### Stated problem
Reproduce each line bearing the word "COPPER".

┌─ Dataset content

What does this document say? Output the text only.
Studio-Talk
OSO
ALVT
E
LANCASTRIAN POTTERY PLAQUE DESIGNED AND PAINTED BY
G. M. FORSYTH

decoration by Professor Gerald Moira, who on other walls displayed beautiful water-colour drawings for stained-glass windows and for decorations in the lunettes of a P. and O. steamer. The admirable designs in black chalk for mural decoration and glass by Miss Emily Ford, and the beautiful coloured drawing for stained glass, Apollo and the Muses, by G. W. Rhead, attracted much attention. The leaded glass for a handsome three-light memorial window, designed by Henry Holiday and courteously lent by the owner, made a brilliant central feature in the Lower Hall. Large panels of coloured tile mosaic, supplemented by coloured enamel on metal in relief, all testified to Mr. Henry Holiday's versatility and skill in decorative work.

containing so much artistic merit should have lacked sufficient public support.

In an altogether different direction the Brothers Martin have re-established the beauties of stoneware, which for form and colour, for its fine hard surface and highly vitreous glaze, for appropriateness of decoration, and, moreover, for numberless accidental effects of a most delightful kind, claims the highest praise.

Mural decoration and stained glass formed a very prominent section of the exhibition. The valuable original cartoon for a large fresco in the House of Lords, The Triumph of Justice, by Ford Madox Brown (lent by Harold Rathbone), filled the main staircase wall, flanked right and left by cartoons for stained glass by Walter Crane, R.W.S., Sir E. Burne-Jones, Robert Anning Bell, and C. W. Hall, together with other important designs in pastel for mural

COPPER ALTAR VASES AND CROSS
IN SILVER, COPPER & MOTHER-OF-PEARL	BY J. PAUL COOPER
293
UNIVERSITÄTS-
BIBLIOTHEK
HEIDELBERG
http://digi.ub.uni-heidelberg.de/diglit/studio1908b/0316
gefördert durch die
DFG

└─

### Output
COPPER ALTAR VASES AND CROSS
IN SILVER, COPPER & MOTHER-OF-PEARL	BY J. PAUL COOPER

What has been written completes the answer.